OPDRACHT:
Schrijf uit de tekst over de resolutie van de Veiligheidsraad tegen gijzelingen het stuk van "1. veroordeelt alle" tot en met "en internationaal terrorisme." woord voor woord over.

Achtergrond[bewerken | brontekst bewerken]

Op 28 juli 1989 ontvoerden Israëlische commando's Sjeik Abdul Karim Obeid, de leider van Hezbollah in Libanon, in het zuiden van dat land. De man werd onder meer verantwoordelijk geacht voor de ontvoering van een Amerikaanse marinier een jaar tevoren. Israël hoopte hem te gebruiken voor een gevangenenruil.[1] Die ruil liet nog tot 2004 op zich wachten, toen Obeid samen met 400 Palestijnen en een dertigtal andere Arabische strijders werd geruild voor een Israëlisch zakenman en de stoffelijke resten van drie soldaten.[2]

De Israëlische positie was dat de gijzelingen door terroristen de militaire optie hypothekeerde. De VN, en ook de VS, zagen de Israëlische actie echter als een aanzet tot een crisis. De Amerikaanse marinier werd immers verhangen door zijn ontvoerders.[3]

Inhoud[bewerken | brontekst bewerken]

De Veiligheidsraad:

  1. veroordeelt alle gijzelnames en ontvoeringen;
  2. roept op tot de vrijlating van alle gijzelaars en ontvoerden ongeacht waar en door wie ze worden vastgehouden;
  3. roept alle landen op om hun invloed aan te wenden om alle gegijzelden en ontvoerden vrij te krijgen en gijzelingen en ontvoeringen te voorkomen;
  4. waardeert de inspanningen van de secretaris-generaal om gegijzelden en ontvoerden vrij te krijgen.
  5. doet een oproep aan alle landen die het nog niet zijn om deel te nemen aan de vier bovenstaande verdragen;
  6. dringt aan op verdere internationale samenwerking aan maatregelen ter voorkoming, vervolging en bestraffing van gijzelneming, ontvoering en internationaal terrorisme.

BRONFRAGMENT:
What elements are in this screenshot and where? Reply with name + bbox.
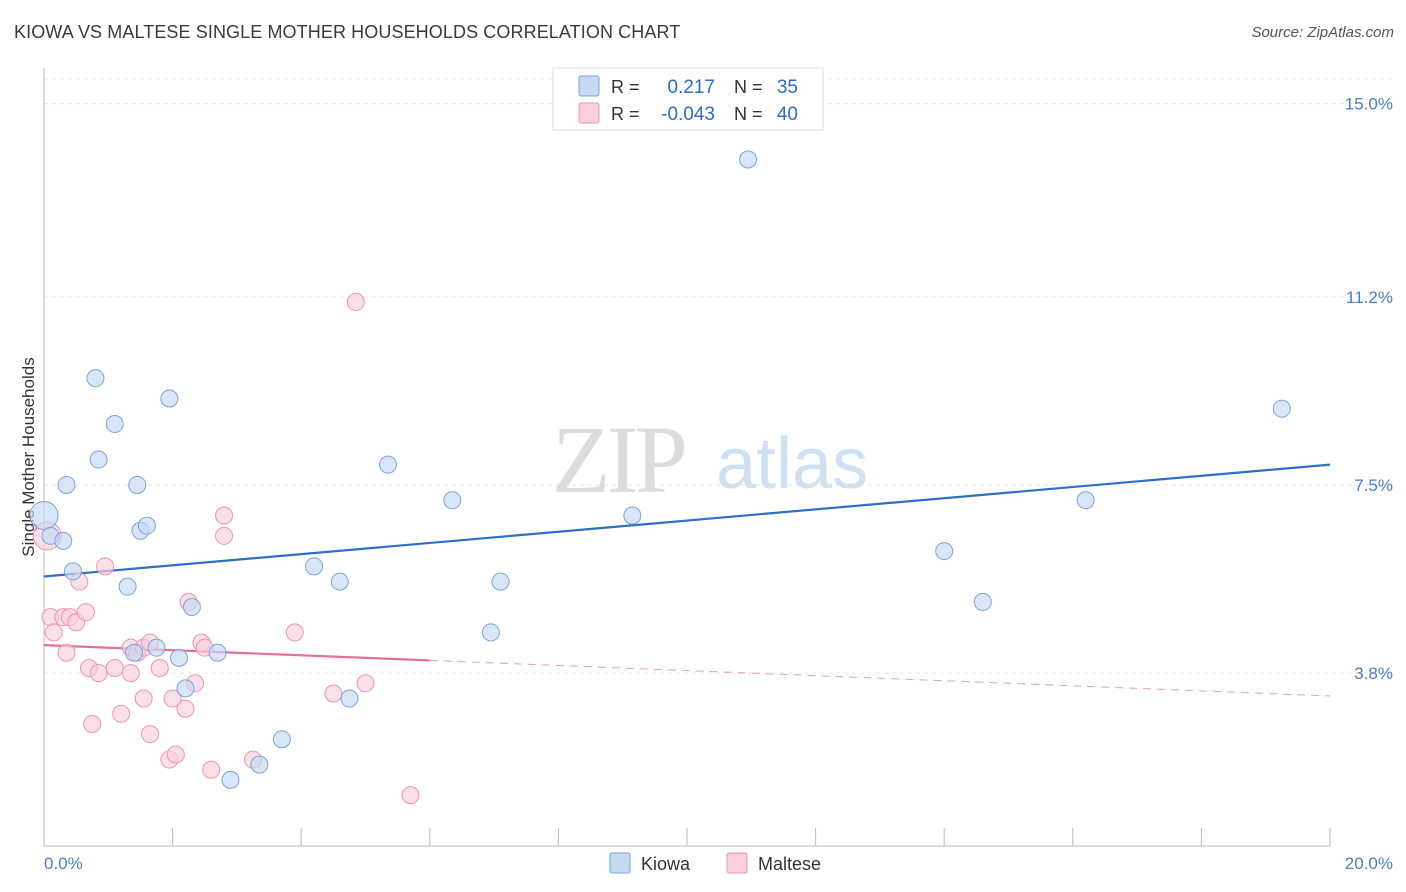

SCHRIFTELIJK ANTWOORD:
1. veroordeelt alle gijzelnames en ontvoeringen;
  2. roept op tot de vrijlating van alle gijzelaars en ontvoerden ongeacht waar en door wie ze worden vastgehouden;
  3. roept alle landen op om hun invloed aan te wenden om alle gegijzelden en ontvoerden vrij te krijgen en gijzelingen en ontvoeringen te voorkomen;
  4. waardeert de inspanningen van de secretaris-generaal om gegijzelden en ontvoerden vrij te krijgen.
  5. doet een oproep aan alle landen die het nog niet zijn om deel te nemen aan de vier bovenstaande verdragen;
  6. dringt aan op verdere internationale samenwerking aan maatregelen ter voorkoming, vervolging en bestraffing van gijzelneming, ontvoering en internationaal terrorisme.